PROBLEM DETAILS: Every entry must be echoed exactly.

THE DATA:
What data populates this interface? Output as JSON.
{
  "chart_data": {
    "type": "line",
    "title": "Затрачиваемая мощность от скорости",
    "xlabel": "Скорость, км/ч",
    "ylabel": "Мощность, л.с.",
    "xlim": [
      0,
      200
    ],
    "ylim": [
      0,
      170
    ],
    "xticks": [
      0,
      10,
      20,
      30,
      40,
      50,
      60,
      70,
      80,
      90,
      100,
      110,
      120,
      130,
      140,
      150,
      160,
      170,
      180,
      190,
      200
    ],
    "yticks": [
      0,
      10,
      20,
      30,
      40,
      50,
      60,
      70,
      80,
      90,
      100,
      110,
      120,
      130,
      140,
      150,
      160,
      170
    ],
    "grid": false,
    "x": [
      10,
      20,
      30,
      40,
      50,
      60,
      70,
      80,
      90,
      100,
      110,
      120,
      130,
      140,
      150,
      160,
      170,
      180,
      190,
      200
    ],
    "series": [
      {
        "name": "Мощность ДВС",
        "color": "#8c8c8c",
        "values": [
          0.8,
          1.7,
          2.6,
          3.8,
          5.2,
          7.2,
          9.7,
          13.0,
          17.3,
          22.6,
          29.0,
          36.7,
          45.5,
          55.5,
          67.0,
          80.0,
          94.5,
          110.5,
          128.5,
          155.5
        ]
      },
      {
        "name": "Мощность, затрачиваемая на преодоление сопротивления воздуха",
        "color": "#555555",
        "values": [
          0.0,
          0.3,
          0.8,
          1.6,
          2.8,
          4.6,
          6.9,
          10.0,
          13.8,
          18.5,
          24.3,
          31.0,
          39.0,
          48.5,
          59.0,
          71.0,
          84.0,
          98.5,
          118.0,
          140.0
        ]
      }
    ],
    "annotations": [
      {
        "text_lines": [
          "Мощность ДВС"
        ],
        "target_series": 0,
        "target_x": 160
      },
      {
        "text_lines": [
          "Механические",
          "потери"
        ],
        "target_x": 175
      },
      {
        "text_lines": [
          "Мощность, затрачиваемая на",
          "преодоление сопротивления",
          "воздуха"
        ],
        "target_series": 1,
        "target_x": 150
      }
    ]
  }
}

RESULT:
What data populates this interface? Output as JSON.
{
  "chart_data": {
    "type": "line",
    "title": "Затрачиваемая мощность от скорости",
    "xlabel": "Скорость, км/ч",
    "ylabel": "Мощность, л.с.",
    "xlim": [
      0,
      200
    ],
    "ylim": [
      0,
      170
    ],
    "xticks": [
      0,
      10,
      20,
      30,
      40,
      50,
      60,
      70,
      80,
      90,
      100,
      110,
      120,
      130,
      140,
      150,
      160,
      170,
      180,
      190,
      200
    ],
    "yticks": [
      0,
      10,
      20,
      30,
      40,
      50,
      60,
      70,
      80,
      90,
      100,
      110,
      120,
      130,
      140,
      150,
      160,
      170
    ],
    "grid": false,
    "x": [
      10,
      20,
      30,
      40,
      50,
      60,
      70,
      80,
      90,
      100,
      110,
      120,
      130,
      140,
      150,
      160,
      170,
      180,
      190,
      200
    ],
    "series": [
      {
        "name": "Мощность ДВС",
        "color": "#8c8c8c",
        "values": [
          0.8,
          1.7,
          2.6,
          3.8,
          5.2,
          7.2,
          9.7,
          13.0,
          17.3,
          22.6,
          29.0,
          36.7,
          45.5,
          55.5,
          67.0,
          80.0,
          94.5,
          110.5,
          128.5,
          155.5
        ]
      },
      {
        "name": "Мощность, затрачиваемая на преодоление сопротивления воздуха",
        "color": "#555555",
        "values": [
          0.0,
          0.3,
          0.8,
          1.6,
          2.8,
          4.6,
          6.9,
          10.0,
          13.8,
          18.5,
          24.3,
          31.0,
          39.0,
          48.5,
          59.0,
          71.0,
          84.0,
          98.5,
          118.0,
          140.0
        ]
      }
    ],
    "annotations": [
      {
        "text_lines": [
          "Мощность ДВС"
        ],
        "target_series": 0,
        "target_x": 160
      },
      {
        "text_lines": [
          "Механические",
          "потери"
        ],
        "target_x": 175
      },
      {
        "text_lines": [
          "Мощность, затрачиваемая на",
          "преодоление сопротивления",
          "воздуха"
        ],
        "target_series": 1,
        "target_x": 150
      }
    ]
  }
}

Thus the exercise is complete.